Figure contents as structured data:
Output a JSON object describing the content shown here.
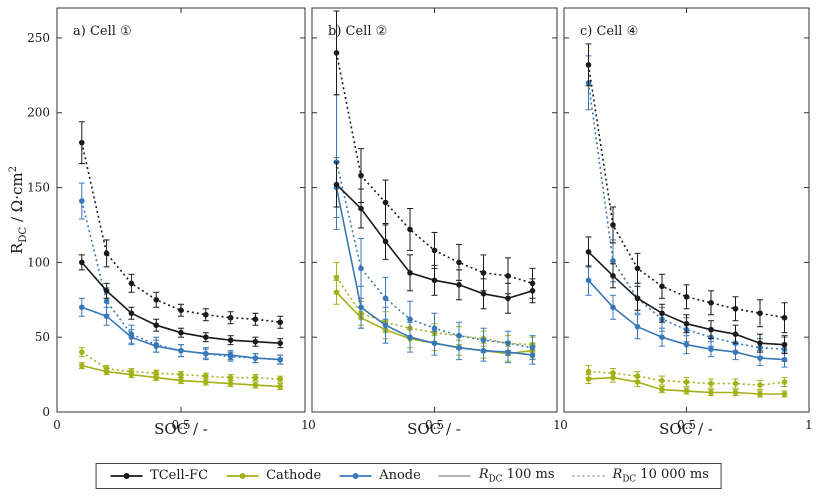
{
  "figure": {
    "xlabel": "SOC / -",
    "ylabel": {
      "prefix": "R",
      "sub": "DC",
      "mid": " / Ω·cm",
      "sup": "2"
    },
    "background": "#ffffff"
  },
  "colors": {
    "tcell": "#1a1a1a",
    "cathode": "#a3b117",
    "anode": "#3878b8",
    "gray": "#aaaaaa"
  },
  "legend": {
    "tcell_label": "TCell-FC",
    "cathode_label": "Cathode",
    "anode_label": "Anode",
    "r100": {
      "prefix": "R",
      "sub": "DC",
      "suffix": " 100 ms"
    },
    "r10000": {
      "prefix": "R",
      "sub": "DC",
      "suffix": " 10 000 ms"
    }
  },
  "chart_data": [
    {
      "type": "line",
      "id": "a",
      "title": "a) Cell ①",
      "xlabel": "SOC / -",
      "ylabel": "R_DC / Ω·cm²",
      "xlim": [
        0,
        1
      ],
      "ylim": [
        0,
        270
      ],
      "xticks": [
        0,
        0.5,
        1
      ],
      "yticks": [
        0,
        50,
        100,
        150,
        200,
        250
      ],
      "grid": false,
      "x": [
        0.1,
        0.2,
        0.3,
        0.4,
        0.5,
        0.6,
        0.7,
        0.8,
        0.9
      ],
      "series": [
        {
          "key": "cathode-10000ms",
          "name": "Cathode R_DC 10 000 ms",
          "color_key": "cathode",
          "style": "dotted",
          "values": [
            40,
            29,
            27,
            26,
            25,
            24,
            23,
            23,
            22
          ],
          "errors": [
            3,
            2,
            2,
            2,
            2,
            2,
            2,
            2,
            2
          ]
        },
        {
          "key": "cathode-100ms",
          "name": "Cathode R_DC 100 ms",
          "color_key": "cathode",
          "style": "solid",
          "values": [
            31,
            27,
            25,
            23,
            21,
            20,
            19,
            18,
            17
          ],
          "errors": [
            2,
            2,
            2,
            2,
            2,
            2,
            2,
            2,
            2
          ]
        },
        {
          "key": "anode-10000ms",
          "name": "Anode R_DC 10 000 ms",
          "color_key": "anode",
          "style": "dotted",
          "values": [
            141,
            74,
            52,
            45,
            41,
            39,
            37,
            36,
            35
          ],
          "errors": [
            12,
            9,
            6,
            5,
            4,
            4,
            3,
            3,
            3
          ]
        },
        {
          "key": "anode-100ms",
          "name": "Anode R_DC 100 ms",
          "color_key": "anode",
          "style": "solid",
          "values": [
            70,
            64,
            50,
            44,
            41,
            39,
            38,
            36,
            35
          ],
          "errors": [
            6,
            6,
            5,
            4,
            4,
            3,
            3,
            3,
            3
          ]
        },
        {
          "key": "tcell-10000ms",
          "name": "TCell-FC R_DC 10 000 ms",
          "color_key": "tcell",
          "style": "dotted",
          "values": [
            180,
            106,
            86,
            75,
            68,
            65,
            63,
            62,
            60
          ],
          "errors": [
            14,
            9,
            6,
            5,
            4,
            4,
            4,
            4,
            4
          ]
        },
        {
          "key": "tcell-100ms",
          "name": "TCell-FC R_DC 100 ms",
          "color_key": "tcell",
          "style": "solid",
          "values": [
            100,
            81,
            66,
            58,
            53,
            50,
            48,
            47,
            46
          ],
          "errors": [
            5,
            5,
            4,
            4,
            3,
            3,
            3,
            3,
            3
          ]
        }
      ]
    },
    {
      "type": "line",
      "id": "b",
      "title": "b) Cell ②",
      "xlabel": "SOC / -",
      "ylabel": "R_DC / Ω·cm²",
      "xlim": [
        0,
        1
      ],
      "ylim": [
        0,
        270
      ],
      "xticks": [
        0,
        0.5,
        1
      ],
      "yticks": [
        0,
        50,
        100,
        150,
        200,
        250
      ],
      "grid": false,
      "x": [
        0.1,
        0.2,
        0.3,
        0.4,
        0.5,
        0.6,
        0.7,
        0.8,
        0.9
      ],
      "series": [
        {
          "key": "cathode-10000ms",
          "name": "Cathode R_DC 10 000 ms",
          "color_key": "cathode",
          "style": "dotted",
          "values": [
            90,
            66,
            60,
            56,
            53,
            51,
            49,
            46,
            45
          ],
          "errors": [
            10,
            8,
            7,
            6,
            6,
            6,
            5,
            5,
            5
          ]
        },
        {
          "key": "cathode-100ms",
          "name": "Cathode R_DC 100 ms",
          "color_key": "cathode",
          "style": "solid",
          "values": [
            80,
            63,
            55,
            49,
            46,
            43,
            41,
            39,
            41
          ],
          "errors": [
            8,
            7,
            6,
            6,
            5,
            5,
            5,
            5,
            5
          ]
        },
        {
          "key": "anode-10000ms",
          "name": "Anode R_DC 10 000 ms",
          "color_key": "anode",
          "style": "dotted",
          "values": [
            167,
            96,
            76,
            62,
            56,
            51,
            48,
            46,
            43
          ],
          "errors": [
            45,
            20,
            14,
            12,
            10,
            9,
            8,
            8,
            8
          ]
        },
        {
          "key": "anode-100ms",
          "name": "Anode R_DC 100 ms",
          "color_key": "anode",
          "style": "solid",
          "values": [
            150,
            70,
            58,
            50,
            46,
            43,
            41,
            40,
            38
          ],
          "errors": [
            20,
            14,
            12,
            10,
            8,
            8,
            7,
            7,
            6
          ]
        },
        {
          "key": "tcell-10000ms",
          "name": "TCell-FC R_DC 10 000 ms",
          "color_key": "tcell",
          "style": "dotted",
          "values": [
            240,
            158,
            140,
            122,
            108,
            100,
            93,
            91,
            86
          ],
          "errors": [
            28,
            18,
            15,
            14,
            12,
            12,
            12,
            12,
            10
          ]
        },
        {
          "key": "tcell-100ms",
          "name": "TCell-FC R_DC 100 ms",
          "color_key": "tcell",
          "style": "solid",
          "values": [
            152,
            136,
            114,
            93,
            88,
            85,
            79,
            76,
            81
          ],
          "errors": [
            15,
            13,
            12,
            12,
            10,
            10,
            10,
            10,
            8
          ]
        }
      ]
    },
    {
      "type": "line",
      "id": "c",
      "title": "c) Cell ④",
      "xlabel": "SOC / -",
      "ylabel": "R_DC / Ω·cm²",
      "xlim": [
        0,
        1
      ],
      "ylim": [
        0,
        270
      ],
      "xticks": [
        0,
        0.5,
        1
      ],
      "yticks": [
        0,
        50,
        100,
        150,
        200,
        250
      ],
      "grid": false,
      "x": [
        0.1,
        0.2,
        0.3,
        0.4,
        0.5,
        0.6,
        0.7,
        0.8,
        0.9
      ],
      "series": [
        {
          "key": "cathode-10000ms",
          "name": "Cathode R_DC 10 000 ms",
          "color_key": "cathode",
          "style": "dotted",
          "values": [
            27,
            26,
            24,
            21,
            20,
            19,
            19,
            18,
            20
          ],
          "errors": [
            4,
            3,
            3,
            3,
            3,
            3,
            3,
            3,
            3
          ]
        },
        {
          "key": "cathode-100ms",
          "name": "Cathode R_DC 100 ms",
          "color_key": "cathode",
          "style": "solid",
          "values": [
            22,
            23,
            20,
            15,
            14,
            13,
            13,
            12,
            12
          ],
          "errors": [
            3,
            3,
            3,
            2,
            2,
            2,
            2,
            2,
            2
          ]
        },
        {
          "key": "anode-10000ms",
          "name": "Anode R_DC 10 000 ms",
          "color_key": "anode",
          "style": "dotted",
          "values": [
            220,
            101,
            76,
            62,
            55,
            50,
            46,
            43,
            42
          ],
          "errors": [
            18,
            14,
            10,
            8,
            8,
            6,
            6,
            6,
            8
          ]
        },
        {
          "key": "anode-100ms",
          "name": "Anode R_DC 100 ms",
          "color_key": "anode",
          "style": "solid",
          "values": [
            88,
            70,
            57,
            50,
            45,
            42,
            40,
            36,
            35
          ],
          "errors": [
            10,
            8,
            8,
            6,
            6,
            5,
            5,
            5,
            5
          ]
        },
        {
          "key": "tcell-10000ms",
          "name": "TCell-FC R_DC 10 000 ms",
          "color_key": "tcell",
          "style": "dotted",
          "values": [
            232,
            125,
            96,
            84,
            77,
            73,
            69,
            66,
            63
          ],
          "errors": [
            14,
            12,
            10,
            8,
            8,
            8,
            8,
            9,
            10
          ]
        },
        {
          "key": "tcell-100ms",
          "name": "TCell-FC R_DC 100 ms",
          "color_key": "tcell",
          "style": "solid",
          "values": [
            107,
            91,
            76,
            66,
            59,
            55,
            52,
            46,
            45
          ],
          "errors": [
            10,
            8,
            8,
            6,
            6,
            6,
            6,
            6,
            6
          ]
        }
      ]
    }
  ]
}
* * *
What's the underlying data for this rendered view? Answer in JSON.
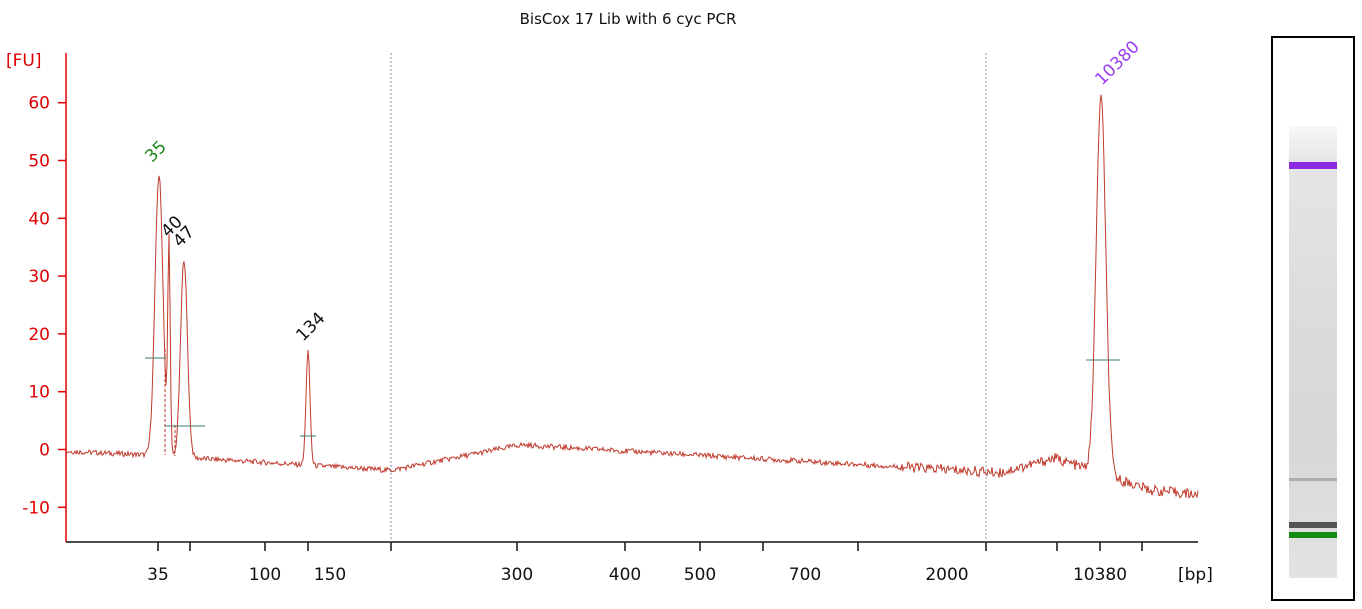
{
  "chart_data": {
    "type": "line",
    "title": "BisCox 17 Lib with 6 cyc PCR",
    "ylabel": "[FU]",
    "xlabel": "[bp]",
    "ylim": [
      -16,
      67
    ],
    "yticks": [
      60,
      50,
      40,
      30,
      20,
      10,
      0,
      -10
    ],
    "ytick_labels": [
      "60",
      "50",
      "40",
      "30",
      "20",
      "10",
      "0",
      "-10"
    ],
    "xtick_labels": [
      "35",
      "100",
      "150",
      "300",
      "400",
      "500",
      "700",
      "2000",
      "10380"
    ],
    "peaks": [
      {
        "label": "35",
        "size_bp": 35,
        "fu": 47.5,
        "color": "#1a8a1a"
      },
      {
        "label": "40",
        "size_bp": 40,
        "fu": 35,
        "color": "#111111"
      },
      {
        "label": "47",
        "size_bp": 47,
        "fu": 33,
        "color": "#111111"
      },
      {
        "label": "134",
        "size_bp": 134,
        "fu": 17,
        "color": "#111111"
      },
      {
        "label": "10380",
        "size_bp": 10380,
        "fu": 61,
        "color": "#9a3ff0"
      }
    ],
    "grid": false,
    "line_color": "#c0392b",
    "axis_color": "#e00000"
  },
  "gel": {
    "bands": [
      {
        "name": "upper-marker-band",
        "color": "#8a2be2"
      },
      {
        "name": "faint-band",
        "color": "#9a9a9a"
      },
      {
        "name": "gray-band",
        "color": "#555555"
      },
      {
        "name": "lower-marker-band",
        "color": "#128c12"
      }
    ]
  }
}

> **STATED PROBLEM**: Scan the lines for the string "title". Copy out each line that matches.

> **THE RESPONSE**:
      "title": "a) Cell ①",
      "title": "b) Cell ②",
      "title": "c) Cell ④",
    "title": "BisCox 17 Lib with 6 cyc PCR",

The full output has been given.